**What the task requires**
Search the listing for "Standard" and copy every line where it appears.

**Raw data**
»»

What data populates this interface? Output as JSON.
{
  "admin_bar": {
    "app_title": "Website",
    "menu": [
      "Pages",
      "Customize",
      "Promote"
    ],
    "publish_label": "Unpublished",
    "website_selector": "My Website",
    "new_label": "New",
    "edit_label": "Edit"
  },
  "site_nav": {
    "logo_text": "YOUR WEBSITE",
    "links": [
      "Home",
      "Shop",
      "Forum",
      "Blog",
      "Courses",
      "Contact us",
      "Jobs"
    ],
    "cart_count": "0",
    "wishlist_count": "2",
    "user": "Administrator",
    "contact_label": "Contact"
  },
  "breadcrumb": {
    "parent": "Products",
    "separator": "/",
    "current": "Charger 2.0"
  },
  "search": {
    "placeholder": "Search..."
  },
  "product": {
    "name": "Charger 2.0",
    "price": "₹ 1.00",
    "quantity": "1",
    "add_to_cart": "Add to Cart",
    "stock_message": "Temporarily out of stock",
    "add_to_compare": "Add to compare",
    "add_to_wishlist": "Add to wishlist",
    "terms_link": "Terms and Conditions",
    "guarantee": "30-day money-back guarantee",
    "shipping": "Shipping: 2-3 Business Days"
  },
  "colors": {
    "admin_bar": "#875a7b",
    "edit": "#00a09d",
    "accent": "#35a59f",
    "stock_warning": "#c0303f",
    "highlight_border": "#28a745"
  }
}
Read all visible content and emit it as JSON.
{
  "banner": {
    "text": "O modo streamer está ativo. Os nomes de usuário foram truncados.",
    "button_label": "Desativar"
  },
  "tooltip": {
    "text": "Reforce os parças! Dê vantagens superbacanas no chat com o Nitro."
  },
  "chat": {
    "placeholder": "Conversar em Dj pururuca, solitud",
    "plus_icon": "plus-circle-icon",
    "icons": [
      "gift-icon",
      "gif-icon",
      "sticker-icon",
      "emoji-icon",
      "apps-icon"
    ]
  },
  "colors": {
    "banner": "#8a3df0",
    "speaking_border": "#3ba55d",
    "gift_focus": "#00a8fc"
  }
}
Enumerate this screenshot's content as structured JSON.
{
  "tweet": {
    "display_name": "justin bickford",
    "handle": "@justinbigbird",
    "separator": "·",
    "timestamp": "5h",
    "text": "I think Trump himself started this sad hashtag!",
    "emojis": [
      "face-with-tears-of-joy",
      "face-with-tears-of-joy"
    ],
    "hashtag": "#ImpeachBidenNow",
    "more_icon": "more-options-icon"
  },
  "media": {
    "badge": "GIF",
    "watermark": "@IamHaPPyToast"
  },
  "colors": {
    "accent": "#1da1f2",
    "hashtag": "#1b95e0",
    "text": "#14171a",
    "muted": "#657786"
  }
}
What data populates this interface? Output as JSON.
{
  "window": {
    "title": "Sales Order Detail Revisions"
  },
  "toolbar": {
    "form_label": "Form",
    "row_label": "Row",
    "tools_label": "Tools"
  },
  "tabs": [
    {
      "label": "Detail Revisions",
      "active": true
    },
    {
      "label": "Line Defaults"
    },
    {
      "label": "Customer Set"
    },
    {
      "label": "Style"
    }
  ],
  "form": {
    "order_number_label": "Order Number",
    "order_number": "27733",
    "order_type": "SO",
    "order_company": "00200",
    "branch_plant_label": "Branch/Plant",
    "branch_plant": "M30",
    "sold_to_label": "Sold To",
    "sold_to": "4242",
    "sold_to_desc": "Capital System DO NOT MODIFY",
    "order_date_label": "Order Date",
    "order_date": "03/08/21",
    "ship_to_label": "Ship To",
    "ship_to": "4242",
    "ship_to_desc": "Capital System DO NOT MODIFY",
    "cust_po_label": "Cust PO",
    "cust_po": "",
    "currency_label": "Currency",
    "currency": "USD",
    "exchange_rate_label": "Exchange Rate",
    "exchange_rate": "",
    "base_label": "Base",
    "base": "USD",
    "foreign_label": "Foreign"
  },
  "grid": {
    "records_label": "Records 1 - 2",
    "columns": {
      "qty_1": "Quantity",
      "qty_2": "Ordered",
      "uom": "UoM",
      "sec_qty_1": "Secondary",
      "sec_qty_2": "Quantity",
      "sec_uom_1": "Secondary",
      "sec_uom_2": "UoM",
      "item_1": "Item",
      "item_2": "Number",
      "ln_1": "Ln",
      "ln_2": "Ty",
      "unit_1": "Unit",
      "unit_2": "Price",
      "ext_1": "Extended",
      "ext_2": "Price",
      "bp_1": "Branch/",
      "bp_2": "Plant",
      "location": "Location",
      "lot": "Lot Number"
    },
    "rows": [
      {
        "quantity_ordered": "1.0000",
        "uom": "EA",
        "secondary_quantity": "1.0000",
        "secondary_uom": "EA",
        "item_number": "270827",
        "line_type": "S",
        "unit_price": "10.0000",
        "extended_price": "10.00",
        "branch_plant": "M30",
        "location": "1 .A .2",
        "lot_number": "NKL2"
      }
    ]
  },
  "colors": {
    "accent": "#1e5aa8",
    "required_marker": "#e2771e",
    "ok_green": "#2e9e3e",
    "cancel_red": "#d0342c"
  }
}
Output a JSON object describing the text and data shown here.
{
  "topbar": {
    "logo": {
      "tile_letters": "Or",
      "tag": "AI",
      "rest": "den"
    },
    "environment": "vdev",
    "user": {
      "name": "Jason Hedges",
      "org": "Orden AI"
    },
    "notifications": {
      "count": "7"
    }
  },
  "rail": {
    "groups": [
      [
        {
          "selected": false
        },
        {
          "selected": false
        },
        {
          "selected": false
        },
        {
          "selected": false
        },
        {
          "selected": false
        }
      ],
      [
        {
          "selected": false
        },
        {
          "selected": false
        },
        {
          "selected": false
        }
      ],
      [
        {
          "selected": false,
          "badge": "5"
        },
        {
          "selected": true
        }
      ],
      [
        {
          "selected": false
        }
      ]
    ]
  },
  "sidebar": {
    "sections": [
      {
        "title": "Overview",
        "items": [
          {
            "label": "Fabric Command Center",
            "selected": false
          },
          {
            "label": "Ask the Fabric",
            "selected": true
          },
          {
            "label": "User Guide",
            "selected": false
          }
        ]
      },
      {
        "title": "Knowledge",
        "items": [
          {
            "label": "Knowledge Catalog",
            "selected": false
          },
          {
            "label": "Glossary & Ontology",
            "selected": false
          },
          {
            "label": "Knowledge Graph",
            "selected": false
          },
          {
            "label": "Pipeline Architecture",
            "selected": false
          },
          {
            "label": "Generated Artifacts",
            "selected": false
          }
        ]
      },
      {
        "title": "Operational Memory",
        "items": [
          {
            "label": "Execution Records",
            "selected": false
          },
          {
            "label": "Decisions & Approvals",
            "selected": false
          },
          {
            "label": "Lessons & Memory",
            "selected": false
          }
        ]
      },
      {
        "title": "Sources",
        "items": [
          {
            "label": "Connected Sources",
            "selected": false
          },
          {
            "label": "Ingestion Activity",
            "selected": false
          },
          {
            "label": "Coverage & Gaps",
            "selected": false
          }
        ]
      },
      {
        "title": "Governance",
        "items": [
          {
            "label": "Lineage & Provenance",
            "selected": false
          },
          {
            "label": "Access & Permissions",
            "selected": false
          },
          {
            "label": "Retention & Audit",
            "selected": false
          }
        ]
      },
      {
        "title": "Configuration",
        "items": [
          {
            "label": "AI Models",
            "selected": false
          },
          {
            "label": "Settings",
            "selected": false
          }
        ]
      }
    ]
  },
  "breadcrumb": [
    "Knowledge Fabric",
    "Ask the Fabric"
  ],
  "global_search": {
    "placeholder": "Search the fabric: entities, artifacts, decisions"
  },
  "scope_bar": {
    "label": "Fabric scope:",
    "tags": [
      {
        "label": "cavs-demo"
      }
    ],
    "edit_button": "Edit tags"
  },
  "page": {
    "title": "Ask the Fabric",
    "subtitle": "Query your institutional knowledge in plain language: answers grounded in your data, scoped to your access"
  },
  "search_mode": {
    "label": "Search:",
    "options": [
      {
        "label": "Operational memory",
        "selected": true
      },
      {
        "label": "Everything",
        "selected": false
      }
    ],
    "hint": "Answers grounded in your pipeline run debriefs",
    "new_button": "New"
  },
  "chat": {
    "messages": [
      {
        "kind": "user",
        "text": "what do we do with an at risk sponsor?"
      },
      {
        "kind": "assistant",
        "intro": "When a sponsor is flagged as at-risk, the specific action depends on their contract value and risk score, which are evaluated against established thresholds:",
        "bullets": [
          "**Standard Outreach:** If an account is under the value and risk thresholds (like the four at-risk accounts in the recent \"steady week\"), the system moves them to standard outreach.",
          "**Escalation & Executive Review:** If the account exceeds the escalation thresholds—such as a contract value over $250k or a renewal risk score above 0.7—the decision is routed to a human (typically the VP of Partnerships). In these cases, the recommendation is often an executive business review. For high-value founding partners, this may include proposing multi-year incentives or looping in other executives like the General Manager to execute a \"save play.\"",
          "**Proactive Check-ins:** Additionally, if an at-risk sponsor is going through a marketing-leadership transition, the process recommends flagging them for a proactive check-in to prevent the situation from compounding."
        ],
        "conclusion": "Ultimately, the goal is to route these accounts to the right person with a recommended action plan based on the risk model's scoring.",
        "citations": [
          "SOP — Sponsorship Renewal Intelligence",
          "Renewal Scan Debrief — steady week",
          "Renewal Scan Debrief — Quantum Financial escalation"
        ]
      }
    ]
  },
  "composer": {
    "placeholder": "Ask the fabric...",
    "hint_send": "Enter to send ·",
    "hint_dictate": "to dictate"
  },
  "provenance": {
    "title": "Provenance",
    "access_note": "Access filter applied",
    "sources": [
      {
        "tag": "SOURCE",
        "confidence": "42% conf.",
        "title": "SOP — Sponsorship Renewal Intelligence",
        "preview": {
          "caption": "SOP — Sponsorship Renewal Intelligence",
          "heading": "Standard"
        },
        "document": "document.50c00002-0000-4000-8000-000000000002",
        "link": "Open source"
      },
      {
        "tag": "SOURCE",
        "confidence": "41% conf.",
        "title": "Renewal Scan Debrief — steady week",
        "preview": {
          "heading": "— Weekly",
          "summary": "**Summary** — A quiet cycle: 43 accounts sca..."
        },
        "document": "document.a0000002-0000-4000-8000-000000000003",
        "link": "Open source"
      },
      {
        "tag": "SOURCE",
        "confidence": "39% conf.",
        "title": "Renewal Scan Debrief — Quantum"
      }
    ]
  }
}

««

**In response**
          "**Standard Outreach:** If an account is under the value and risk thresholds (like the four at-risk accounts in the recent \"steady week\"), the system moves them to standard outreach.",
          "heading": "Standard"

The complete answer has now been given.